Written task - Turn the material below into a Markdown table with the columns Row and Line. Give each non-blank line its own row, numbered in order, and skip blank lines.

Material shown -
============================================================

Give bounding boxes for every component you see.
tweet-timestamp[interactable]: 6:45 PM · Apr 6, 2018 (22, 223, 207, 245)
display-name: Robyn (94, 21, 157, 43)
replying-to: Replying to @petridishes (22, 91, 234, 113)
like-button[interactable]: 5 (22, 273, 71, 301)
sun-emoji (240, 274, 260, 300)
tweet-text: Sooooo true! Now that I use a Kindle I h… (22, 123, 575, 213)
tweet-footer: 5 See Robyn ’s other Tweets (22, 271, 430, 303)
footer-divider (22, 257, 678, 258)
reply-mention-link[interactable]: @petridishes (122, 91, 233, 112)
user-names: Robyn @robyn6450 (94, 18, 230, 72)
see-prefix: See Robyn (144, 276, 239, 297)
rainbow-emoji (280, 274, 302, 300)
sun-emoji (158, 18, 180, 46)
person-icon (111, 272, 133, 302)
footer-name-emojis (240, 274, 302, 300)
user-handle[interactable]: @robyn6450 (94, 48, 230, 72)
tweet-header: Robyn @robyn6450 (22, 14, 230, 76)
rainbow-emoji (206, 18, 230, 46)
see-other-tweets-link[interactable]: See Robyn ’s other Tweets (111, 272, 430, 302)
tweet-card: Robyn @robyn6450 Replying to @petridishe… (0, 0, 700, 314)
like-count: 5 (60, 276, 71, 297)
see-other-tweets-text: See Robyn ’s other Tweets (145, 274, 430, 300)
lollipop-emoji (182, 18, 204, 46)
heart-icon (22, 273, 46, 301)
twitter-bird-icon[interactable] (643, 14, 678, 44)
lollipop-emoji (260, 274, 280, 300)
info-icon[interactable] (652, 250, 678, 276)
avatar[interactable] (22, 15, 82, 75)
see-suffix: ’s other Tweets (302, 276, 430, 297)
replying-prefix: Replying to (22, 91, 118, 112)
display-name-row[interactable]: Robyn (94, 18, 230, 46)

============================================================

Solution to this problem -
| Row | Line |
|---|---|
| 1 | Give bounding boxes for every component you see. |
| 2 | tweet-timestamp[interactable]: 6:45 PM · Apr 6, 2018 (22, 223, 207, 245) |
| 3 | display-name: Robyn (94, 21, 157, 43) |
| 4 | replying-to: Replying to @petridishes (22, 91, 234, 113) |
| 5 | like-button[interactable]: 5 (22, 273, 71, 301) |
| 6 | sun-emoji (240, 274, 260, 300) |
| 7 | tweet-text: Sooooo true! Now that I use a Kindle I h… (22, 123, 575, 213) |
| 8 | tweet-footer: 5 See Robyn ’s other Tweets (22, 271, 430, 303) |
| 9 | footer-divider (22, 257, 678, 258) |
| 10 | reply-mention-link[interactable]: @petridishes (122, 91, 233, 112) |
| 11 | user-names: Robyn @robyn6450 (94, 18, 230, 72) |
| 12 | see-prefix: See Robyn (144, 276, 239, 297) |
| 13 | rainbow-emoji (280, 274, 302, 300) |
| 14 | sun-emoji (158, 18, 180, 46) |
| 15 | person-icon (111, 272, 133, 302) |
| 16 | footer-name-emojis (240, 274, 302, 300) |
| 17 | user-handle[interactable]: @robyn6450 (94, 48, 230, 72) |
| 18 | tweet-header: Robyn @robyn6450 (22, 14, 230, 76) |
| 19 | rainbow-emoji (206, 18, 230, 46) |
| 20 | see-other-tweets-link[interactable]: See Robyn ’s other Tweets (111, 272, 430, 302) |
| 21 | tweet-card: Robyn @robyn6450 Replying to @petridishe… (0, 0, 700, 314) |
| 22 | like-count: 5 (60, 276, 71, 297) |
| 23 | see-other-tweets-text: See Robyn ’s other Tweets (145, 274, 430, 300) |
| 24 | lollipop-emoji (182, 18, 204, 46) |
| 25 | heart-icon (22, 273, 46, 301) |
| 26 | twitter-bird-icon[interactable] (643, 14, 678, 44) |
| 27 | lollipop-emoji (260, 274, 280, 300) |
| 28 | info-icon[interactable] (652, 250, 678, 276) |
| 29 | avatar[interactable] (22, 15, 82, 75) |
| 30 | see-suffix: ’s other Tweets (302, 276, 430, 297) |
| 31 | replying-prefix: Replying to (22, 91, 118, 112) |
| 32 | display-name-row[interactable]: Robyn (94, 18, 230, 46) |